----- Dataset rows
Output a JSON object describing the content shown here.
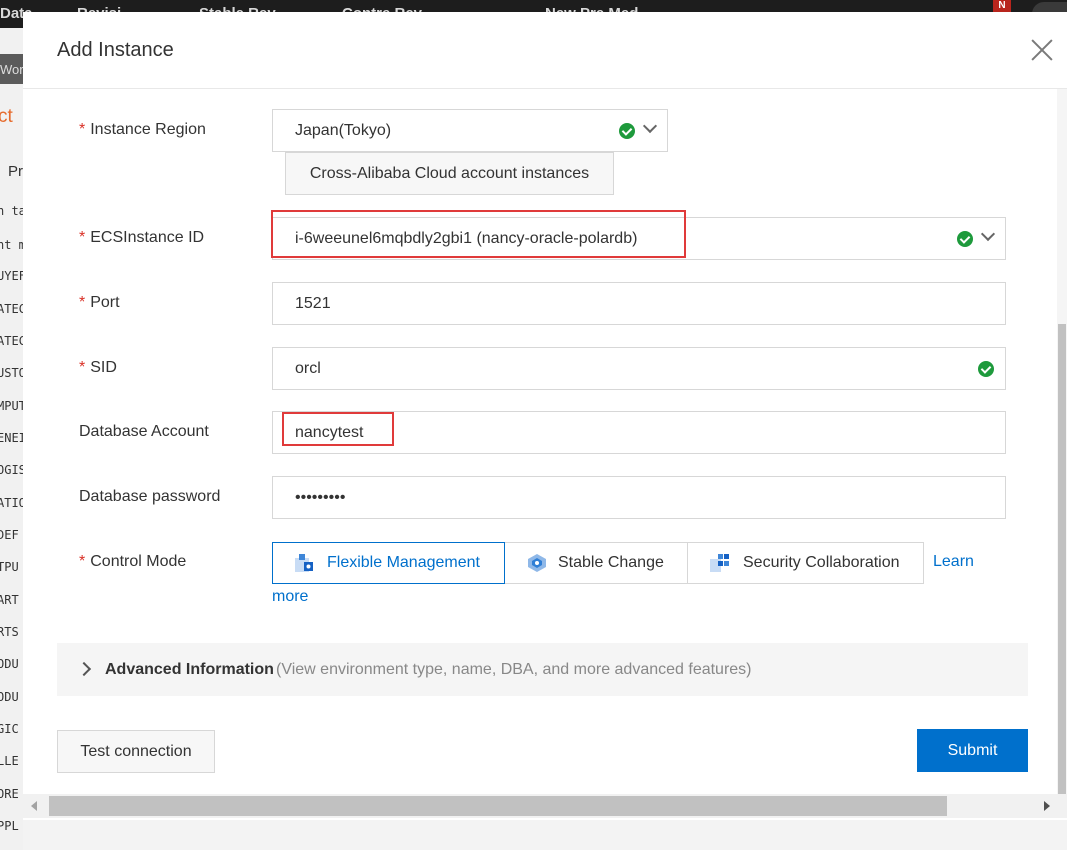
{
  "background": {
    "top_bar_items": [
      "Data",
      "Revisi..",
      "Stable Rev..",
      "Contre Rev..",
      "New Pre Med.."
    ],
    "badge": "N",
    "left_panel_title": "Worl",
    "left_orange_text": "ct",
    "left_tab_label": "Pr",
    "left_rows": [
      "n tab",
      "nt m",
      "UYEF",
      "ATEC",
      "ATEC",
      "USTO",
      "MPUT",
      "ENEI",
      "OGIS",
      "ATIO",
      "DEF",
      "TPU",
      "ART",
      "RTS",
      "ODU",
      "ODU",
      "GIC",
      "LLE",
      "ORE",
      "PPL"
    ]
  },
  "dialog": {
    "title": "Add Instance",
    "form": {
      "instance_region": {
        "label": "Instance Region",
        "required": "*",
        "value": "Japan(Tokyo)",
        "cross_account_button": "Cross-Alibaba Cloud account instances"
      },
      "ecs_instance_id": {
        "label": "ECSInstance ID",
        "required": "*",
        "value": "i-6weeunel6mqbdly2gbi1  (nancy-oracle-polardb)"
      },
      "port": {
        "label": "Port",
        "required": "*",
        "value": "1521"
      },
      "sid": {
        "label": "SID",
        "required": "*",
        "value": "orcl"
      },
      "database_account": {
        "label": "Database Account",
        "value": "nancytest"
      },
      "database_password": {
        "label": "Database password",
        "value": "•••••••••"
      },
      "control_mode": {
        "label": "Control Mode",
        "required": "*",
        "options": [
          {
            "label": "Flexible Management",
            "icon": "flexible-management-icon",
            "selected": true
          },
          {
            "label": "Stable Change",
            "icon": "stable-change-icon",
            "selected": false
          },
          {
            "label": "Security Collaboration",
            "icon": "security-collaboration-icon",
            "selected": false
          }
        ],
        "learn_more_part1": "Learn",
        "learn_more_part2": "more"
      }
    },
    "advanced": {
      "title": "Advanced Information",
      "description": "(View environment type, name, DBA, and more advanced features)"
    },
    "buttons": {
      "test_connection": "Test connection",
      "submit": "Submit"
    }
  },
  "colors": {
    "primary": "#0070cc",
    "required": "#d93026",
    "success": "#1e9a3c",
    "highlight": "#e03a3a"
  }
}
----------
--- Exercise instructions ---
Make an exact reproduction of the listing above, without any pictures.

--- Result ---
Output a JSON object describing the content shown here.
{
  "background": {
    "top_bar_items": [
      "Data",
      "Revisi..",
      "Stable Rev..",
      "Contre Rev..",
      "New Pre Med.."
    ],
    "badge": "N",
    "left_panel_title": "Worl",
    "left_orange_text": "ct",
    "left_tab_label": "Pr",
    "left_rows": [
      "n tab",
      "nt m",
      "UYEF",
      "ATEC",
      "ATEC",
      "USTO",
      "MPUT",
      "ENEI",
      "OGIS",
      "ATIO",
      "DEF",
      "TPU",
      "ART",
      "RTS",
      "ODU",
      "ODU",
      "GIC",
      "LLE",
      "ORE",
      "PPL"
    ]
  },
  "dialog": {
    "title": "Add Instance",
    "form": {
      "instance_region": {
        "label": "Instance Region",
        "required": "*",
        "value": "Japan(Tokyo)",
        "cross_account_button": "Cross-Alibaba Cloud account instances"
      },
      "ecs_instance_id": {
        "label": "ECSInstance ID",
        "required": "*",
        "value": "i-6weeunel6mqbdly2gbi1  (nancy-oracle-polardb)"
      },
      "port": {
        "label": "Port",
        "required": "*",
        "value": "1521"
      },
      "sid": {
        "label": "SID",
        "required": "*",
        "value": "orcl"
      },
      "database_account": {
        "label": "Database Account",
        "value": "nancytest"
      },
      "database_password": {
        "label": "Database password",
        "value": "•••••••••"
      },
      "control_mode": {
        "label": "Control Mode",
        "required": "*",
        "options": [
          {
            "label": "Flexible Management",
            "icon": "flexible-management-icon",
            "selected": true
          },
          {
            "label": "Stable Change",
            "icon": "stable-change-icon",
            "selected": false
          },
          {
            "label": "Security Collaboration",
            "icon": "security-collaboration-icon",
            "selected": false
          }
        ],
        "learn_more_part1": "Learn",
        "learn_more_part2": "more"
      }
    },
    "advanced": {
      "title": "Advanced Information",
      "description": "(View environment type, name, DBA, and more advanced features)"
    },
    "buttons": {
      "test_connection": "Test connection",
      "submit": "Submit"
    }
  },
  "colors": {
    "primary": "#0070cc",
    "required": "#d93026",
    "success": "#1e9a3c",
    "highlight": "#e03a3a"
  }
}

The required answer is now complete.